## Entries provided
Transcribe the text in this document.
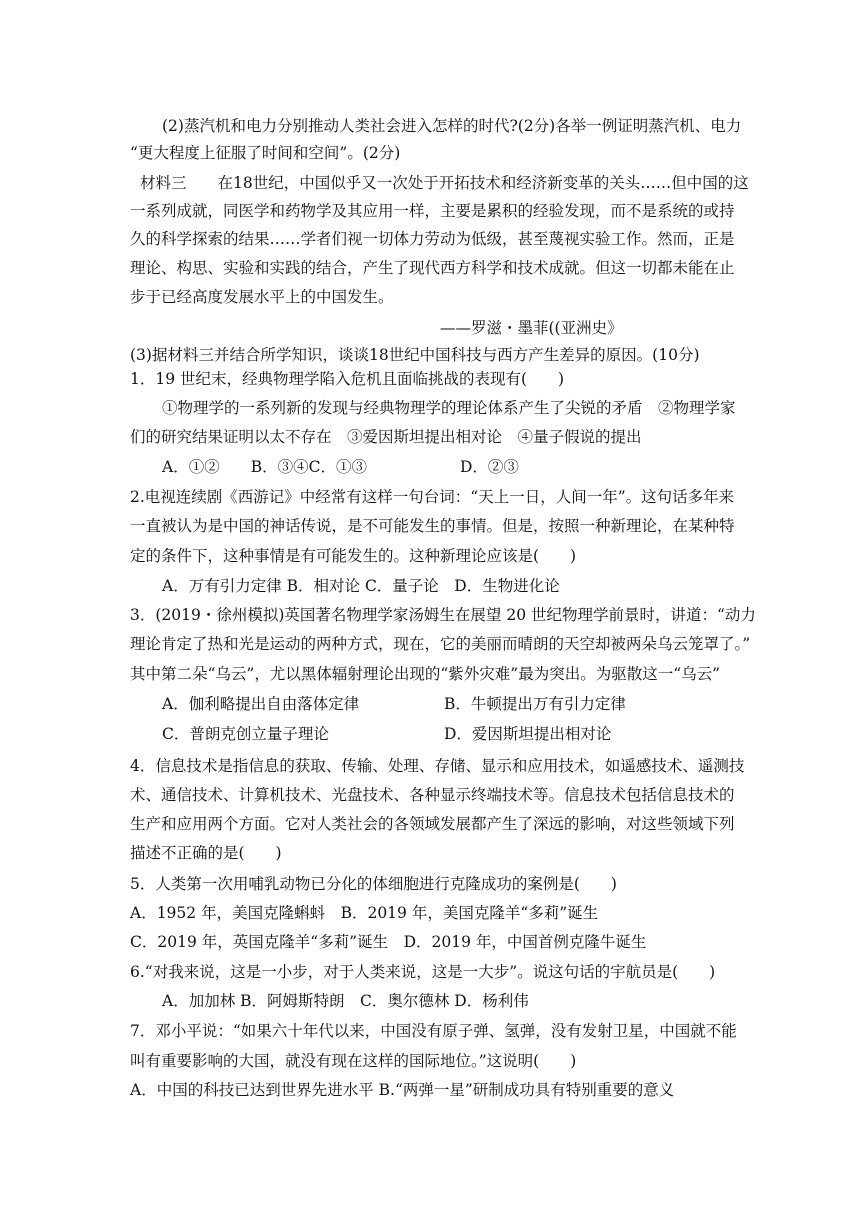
(2)蒸汽机和电力分别推动人类社会进入怎样的时代?(2分)各举一例证明蒸汽机、电力
“更大程度上征服了时间和空间”。(2分)
材料三　　在18世纪，中国似乎又一次处于开拓技术和经济新变革的关头……但中国的这
一系列成就，同医学和药物学及其应用一样，主要是累积的经验发现，而不是系统的或持
久的科学探索的结果……学者们视一切体力劳动为低级，甚至蔑视实验工作。然而，正是
理论、构思、实验和实践的结合，产生了现代西方科学和技术成就。但这一切都未能在止
步于已经高度发展水平上的中国发生。
——罗滋・墨菲((亚洲史》
(3)据材料三并结合所学知识，谈谈18世纪中国科技与西方产生差异的原因。(10分)
1．19 世纪末，经典物理学陷入危机且面临挑战的表现有(　　)
①物理学的一系列新的发现与经典物理学的理论体系产生了尖锐的矛盾　②物理学家
们的研究结果证明以太不存在　③爱因斯坦提出相对论　④量子假说的提出
A．①②　　B．③④C．①③　　　　　　D．②③
2.电视连续剧《西游记》中经常有这样一句台词：“天上一日，人间一年”。这句话多年来
一直被认为是中国的神话传说，是不可能发生的事情。但是，按照一种新理论，在某种特
定的条件下，这种事情是有可能发生的。这种新理论应该是(　　)
A．万有引力定律 B．相对论 C．量子论　D．生物进化论
3．(2019・徐州模拟)英国著名物理学家汤姆生在展望 20 世纪物理学前景时，讲道：“动力
理论肯定了热和光是运动的两种方式，现在，它的美丽而晴朗的天空却被两朵乌云笼罩了。”
其中第二朵“乌云”，尤以黑体辐射理论出现的“紫外灾难”最为突出。为驱散这一“乌云”
A．伽利略提出自由落体定律	B．牛顿提出万有引力定律
C．普朗克创立量子理论	D．爱因斯坦提出相对论
4．信息技术是指信息的获取、传输、处理、存储、显示和应用技术，如遥感技术、遥测技
术、通信技术、计算机技术、光盘技术、各种显示终端技术等。信息技术包括信息技术的
生产和应用两个方面。它对人类社会的各领域发展都产生了深远的影响，对这些领域下列
描述不正确的是(　　)
5．人类第一次用哺乳动物已分化的体细胞进行克隆成功的案例是(　　)
A．1952 年，美国克隆蝌蚪　B．2019 年，美国克隆羊“多莉”诞生
C．2019 年，英国克隆羊“多莉”诞生　D．2019 年，中国首例克隆牛诞生
6.“对我来说，这是一小步，对于人类来说，这是一大步”。说这句话的宇航员是(　　)
A．加加林 B．阿姆斯特朗　C．奥尔德林 D．杨利伟
7．邓小平说：“如果六十年代以来，中国没有原子弹、氢弹，没有发射卫星，中国就不能
叫有重要影响的大国，就没有现在这样的国际地位。”这说明(　　)
A．中国的科技已达到世界先进水平 B.“两弹一星”研制成功具有特别重要的意义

## What you will do
Using the material above, return every line exactly as it appears, minus the pictures.

## Correct output
Transcribe the text in this document.
(2)蒸汽机和电力分别推动人类社会进入怎样的时代?(2分)各举一例证明蒸汽机、电力
“更大程度上征服了时间和空间”。(2分)
材料三　　在18世纪，中国似乎又一次处于开拓技术和经济新变革的关头……但中国的这
一系列成就，同医学和药物学及其应用一样，主要是累积的经验发现，而不是系统的或持
久的科学探索的结果……学者们视一切体力劳动为低级，甚至蔑视实验工作。然而，正是
理论、构思、实验和实践的结合，产生了现代西方科学和技术成就。但这一切都未能在止
步于已经高度发展水平上的中国发生。
——罗滋・墨菲((亚洲史》
(3)据材料三并结合所学知识，谈谈18世纪中国科技与西方产生差异的原因。(10分)
1．19 世纪末，经典物理学陷入危机且面临挑战的表现有(　　)
①物理学的一系列新的发现与经典物理学的理论体系产生了尖锐的矛盾　②物理学家
们的研究结果证明以太不存在　③爱因斯坦提出相对论　④量子假说的提出
A．①②　　B．③④C．①③　　　　　　D．②③
2.电视连续剧《西游记》中经常有这样一句台词：“天上一日，人间一年”。这句话多年来
一直被认为是中国的神话传说，是不可能发生的事情。但是，按照一种新理论，在某种特
定的条件下，这种事情是有可能发生的。这种新理论应该是(　　)
A．万有引力定律 B．相对论 C．量子论　D．生物进化论
3．(2019・徐州模拟)英国著名物理学家汤姆生在展望 20 世纪物理学前景时，讲道：“动力
理论肯定了热和光是运动的两种方式，现在，它的美丽而晴朗的天空却被两朵乌云笼罩了。”
其中第二朵“乌云”，尤以黑体辐射理论出现的“紫外灾难”最为突出。为驱散这一“乌云”
A．伽利略提出自由落体定律	B．牛顿提出万有引力定律
C．普朗克创立量子理论	D．爱因斯坦提出相对论
4．信息技术是指信息的获取、传输、处理、存储、显示和应用技术，如遥感技术、遥测技
术、通信技术、计算机技术、光盘技术、各种显示终端技术等。信息技术包括信息技术的
生产和应用两个方面。它对人类社会的各领域发展都产生了深远的影响，对这些领域下列
描述不正确的是(　　)
5．人类第一次用哺乳动物已分化的体细胞进行克隆成功的案例是(　　)
A．1952 年，美国克隆蝌蚪　B．2019 年，美国克隆羊“多莉”诞生
C．2019 年，英国克隆羊“多莉”诞生　D．2019 年，中国首例克隆牛诞生
6.“对我来说，这是一小步，对于人类来说，这是一大步”。说这句话的宇航员是(　　)
A．加加林 B．阿姆斯特朗　C．奥尔德林 D．杨利伟
7．邓小平说：“如果六十年代以来，中国没有原子弹、氢弹，没有发射卫星，中国就不能
叫有重要影响的大国，就没有现在这样的国际地位。”这说明(　　)
A．中国的科技已达到世界先进水平 B.“两弹一星”研制成功具有特别重要的意义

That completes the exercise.